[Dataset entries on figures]
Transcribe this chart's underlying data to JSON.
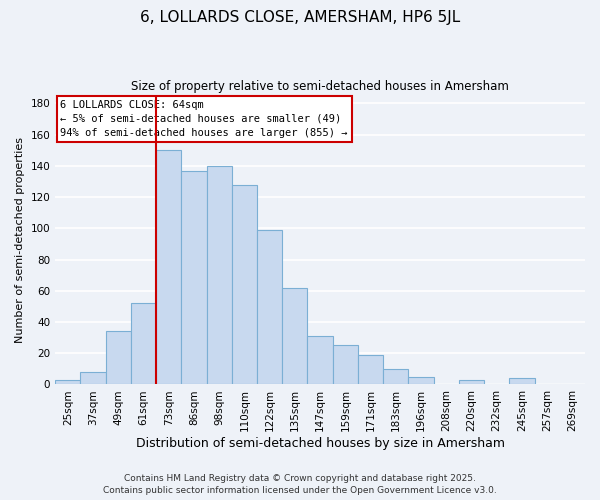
{
  "title": "6, LOLLARDS CLOSE, AMERSHAM, HP6 5JL",
  "subtitle": "Size of property relative to semi-detached houses in Amersham",
  "xlabel": "Distribution of semi-detached houses by size in Amersham",
  "ylabel": "Number of semi-detached properties",
  "bin_labels": [
    "25sqm",
    "37sqm",
    "49sqm",
    "61sqm",
    "73sqm",
    "86sqm",
    "98sqm",
    "110sqm",
    "122sqm",
    "135sqm",
    "147sqm",
    "159sqm",
    "171sqm",
    "183sqm",
    "196sqm",
    "208sqm",
    "220sqm",
    "232sqm",
    "245sqm",
    "257sqm",
    "269sqm"
  ],
  "bar_heights": [
    3,
    8,
    34,
    52,
    150,
    137,
    140,
    128,
    99,
    62,
    31,
    25,
    19,
    10,
    5,
    0,
    3,
    0,
    4,
    0,
    0
  ],
  "bar_color": "#c8d9ef",
  "bar_edge_color": "#7bafd4",
  "vline_x_index": 3.5,
  "vline_color": "#cc0000",
  "annotation_title": "6 LOLLARDS CLOSE: 64sqm",
  "annotation_line1": "← 5% of semi-detached houses are smaller (49)",
  "annotation_line2": "94% of semi-detached houses are larger (855) →",
  "annotation_box_color": "#ffffff",
  "annotation_box_edge": "#cc0000",
  "footer1": "Contains HM Land Registry data © Crown copyright and database right 2025.",
  "footer2": "Contains public sector information licensed under the Open Government Licence v3.0.",
  "ylim": [
    0,
    185
  ],
  "yticks": [
    0,
    20,
    40,
    60,
    80,
    100,
    120,
    140,
    160,
    180
  ],
  "bg_color": "#eef2f8",
  "grid_color": "#ffffff",
  "title_fontsize": 11,
  "subtitle_fontsize": 8.5,
  "xlabel_fontsize": 9,
  "ylabel_fontsize": 8,
  "tick_fontsize": 7.5,
  "footer_fontsize": 6.5,
  "annot_fontsize": 7.5
}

### Task to complete
Retype the listing exactly. Pictures do not belong in the copy.

### Response to the exercise
Transcribe this chart's underlying data to JSON.
{
  "title": "6, LOLLARDS CLOSE, AMERSHAM, HP6 5JL",
  "subtitle": "Size of property relative to semi-detached houses in Amersham",
  "xlabel": "Distribution of semi-detached houses by size in Amersham",
  "ylabel": "Number of semi-detached properties",
  "bin_labels": [
    "25sqm",
    "37sqm",
    "49sqm",
    "61sqm",
    "73sqm",
    "86sqm",
    "98sqm",
    "110sqm",
    "122sqm",
    "135sqm",
    "147sqm",
    "159sqm",
    "171sqm",
    "183sqm",
    "196sqm",
    "208sqm",
    "220sqm",
    "232sqm",
    "245sqm",
    "257sqm",
    "269sqm"
  ],
  "bar_heights": [
    3,
    8,
    34,
    52,
    150,
    137,
    140,
    128,
    99,
    62,
    31,
    25,
    19,
    10,
    5,
    0,
    3,
    0,
    4,
    0,
    0
  ],
  "bar_color": "#c8d9ef",
  "bar_edge_color": "#7bafd4",
  "vline_x_index": 3.5,
  "vline_color": "#cc0000",
  "annotation_title": "6 LOLLARDS CLOSE: 64sqm",
  "annotation_line1": "← 5% of semi-detached houses are smaller (49)",
  "annotation_line2": "94% of semi-detached houses are larger (855) →",
  "annotation_box_color": "#ffffff",
  "annotation_box_edge": "#cc0000",
  "footer1": "Contains HM Land Registry data © Crown copyright and database right 2025.",
  "footer2": "Contains public sector information licensed under the Open Government Licence v3.0.",
  "ylim": [
    0,
    185
  ],
  "yticks": [
    0,
    20,
    40,
    60,
    80,
    100,
    120,
    140,
    160,
    180
  ],
  "bg_color": "#eef2f8",
  "grid_color": "#ffffff",
  "title_fontsize": 11,
  "subtitle_fontsize": 8.5,
  "xlabel_fontsize": 9,
  "ylabel_fontsize": 8,
  "tick_fontsize": 7.5,
  "footer_fontsize": 6.5,
  "annot_fontsize": 7.5
}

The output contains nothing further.